----- Dataset records -----

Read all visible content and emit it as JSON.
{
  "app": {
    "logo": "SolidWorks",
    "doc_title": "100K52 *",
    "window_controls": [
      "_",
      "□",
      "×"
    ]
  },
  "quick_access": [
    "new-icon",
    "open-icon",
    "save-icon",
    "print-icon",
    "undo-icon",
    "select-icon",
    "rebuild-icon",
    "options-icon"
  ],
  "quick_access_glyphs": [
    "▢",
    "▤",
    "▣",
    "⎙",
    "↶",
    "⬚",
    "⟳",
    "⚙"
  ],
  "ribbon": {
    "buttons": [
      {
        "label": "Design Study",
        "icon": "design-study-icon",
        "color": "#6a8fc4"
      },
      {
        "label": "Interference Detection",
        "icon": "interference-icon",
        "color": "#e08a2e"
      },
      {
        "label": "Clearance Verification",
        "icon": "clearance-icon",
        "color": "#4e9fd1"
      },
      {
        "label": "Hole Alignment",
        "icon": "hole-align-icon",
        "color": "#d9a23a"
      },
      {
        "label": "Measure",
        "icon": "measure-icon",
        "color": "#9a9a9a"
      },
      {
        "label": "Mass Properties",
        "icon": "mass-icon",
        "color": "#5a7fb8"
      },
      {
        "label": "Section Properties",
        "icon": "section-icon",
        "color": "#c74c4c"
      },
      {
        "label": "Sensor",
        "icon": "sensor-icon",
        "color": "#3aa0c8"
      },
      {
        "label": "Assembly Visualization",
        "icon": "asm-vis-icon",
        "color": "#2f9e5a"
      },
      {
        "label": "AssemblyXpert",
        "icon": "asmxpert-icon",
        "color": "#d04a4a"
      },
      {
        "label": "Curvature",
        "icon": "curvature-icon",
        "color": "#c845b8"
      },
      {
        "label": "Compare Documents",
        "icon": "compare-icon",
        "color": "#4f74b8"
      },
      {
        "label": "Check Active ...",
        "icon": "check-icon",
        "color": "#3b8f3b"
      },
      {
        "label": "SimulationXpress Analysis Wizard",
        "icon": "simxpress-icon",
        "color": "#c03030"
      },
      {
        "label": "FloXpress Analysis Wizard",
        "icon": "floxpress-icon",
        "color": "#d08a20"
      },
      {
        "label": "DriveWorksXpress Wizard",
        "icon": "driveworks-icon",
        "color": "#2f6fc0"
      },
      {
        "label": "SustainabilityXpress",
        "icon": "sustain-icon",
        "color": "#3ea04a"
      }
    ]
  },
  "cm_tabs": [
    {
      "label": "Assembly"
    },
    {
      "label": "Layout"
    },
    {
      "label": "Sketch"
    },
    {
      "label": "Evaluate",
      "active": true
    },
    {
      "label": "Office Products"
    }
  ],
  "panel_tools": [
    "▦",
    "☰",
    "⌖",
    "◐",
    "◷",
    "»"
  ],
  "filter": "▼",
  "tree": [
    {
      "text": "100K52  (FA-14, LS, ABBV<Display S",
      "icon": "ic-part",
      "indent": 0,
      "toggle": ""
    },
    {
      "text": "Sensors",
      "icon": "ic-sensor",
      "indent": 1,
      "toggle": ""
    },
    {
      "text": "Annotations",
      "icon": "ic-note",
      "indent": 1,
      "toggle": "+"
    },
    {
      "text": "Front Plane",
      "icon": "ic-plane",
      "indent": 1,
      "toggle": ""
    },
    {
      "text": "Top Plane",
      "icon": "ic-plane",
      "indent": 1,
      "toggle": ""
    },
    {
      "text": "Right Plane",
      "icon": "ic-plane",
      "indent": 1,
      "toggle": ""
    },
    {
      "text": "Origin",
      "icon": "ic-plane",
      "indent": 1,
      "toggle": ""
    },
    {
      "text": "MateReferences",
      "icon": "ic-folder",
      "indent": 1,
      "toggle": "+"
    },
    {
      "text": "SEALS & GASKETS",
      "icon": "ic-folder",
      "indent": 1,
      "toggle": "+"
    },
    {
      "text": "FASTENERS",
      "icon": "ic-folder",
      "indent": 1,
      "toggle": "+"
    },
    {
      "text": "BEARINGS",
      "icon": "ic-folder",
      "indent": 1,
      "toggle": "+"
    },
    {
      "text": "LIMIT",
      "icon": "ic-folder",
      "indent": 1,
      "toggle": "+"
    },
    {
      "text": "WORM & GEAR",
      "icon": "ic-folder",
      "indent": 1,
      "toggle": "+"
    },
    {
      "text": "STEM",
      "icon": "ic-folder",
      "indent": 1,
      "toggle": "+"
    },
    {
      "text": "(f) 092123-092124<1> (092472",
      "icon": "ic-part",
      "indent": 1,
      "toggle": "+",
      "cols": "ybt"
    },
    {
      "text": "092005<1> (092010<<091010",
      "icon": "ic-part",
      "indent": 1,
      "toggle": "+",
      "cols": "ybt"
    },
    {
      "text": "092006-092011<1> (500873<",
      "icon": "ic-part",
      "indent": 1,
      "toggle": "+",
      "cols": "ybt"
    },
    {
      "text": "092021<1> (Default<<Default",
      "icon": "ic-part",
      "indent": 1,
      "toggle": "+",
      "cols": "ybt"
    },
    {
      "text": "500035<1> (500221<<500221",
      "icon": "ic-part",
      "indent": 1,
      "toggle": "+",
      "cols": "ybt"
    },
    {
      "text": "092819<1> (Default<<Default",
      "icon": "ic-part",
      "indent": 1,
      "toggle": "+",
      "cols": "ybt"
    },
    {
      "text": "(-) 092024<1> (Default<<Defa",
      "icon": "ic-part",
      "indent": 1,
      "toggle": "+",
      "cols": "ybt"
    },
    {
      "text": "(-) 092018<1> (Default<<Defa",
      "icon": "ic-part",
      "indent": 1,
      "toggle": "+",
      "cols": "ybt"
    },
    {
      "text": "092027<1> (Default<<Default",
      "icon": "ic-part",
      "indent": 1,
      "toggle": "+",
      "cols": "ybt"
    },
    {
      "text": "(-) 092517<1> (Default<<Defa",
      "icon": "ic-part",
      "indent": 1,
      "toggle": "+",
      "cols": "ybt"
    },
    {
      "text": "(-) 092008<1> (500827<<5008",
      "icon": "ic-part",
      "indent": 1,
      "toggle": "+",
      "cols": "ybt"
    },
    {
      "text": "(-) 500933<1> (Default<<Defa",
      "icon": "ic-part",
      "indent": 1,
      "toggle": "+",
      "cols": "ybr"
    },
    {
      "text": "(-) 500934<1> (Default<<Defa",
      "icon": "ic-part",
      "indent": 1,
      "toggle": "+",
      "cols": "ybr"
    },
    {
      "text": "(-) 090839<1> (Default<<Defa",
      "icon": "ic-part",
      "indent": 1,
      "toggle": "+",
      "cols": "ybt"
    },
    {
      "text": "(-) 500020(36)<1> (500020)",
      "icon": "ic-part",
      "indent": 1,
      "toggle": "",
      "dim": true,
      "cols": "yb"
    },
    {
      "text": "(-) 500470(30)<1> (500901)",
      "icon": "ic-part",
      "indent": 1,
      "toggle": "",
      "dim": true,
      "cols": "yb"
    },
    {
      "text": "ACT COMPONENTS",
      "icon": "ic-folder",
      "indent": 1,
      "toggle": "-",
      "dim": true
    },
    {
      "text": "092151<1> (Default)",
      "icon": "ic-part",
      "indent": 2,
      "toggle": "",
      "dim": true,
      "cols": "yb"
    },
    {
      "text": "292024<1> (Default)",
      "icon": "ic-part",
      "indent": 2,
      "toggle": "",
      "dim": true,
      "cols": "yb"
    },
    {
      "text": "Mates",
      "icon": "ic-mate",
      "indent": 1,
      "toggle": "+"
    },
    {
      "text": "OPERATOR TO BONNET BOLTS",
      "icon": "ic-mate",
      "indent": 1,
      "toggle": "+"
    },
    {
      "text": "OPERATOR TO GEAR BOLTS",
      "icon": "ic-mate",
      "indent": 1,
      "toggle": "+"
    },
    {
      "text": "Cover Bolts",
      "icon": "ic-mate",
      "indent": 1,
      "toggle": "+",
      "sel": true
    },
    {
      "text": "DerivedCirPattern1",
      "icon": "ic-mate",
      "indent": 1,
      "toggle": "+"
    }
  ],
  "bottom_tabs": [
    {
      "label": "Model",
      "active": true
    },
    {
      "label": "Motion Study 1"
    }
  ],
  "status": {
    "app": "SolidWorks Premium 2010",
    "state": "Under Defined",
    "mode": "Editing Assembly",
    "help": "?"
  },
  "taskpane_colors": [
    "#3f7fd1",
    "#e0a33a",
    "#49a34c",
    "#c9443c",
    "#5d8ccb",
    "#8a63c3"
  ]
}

-----

Your answer should be one number: how many lines of the listing include the word "SolidWorks".

### Solution
2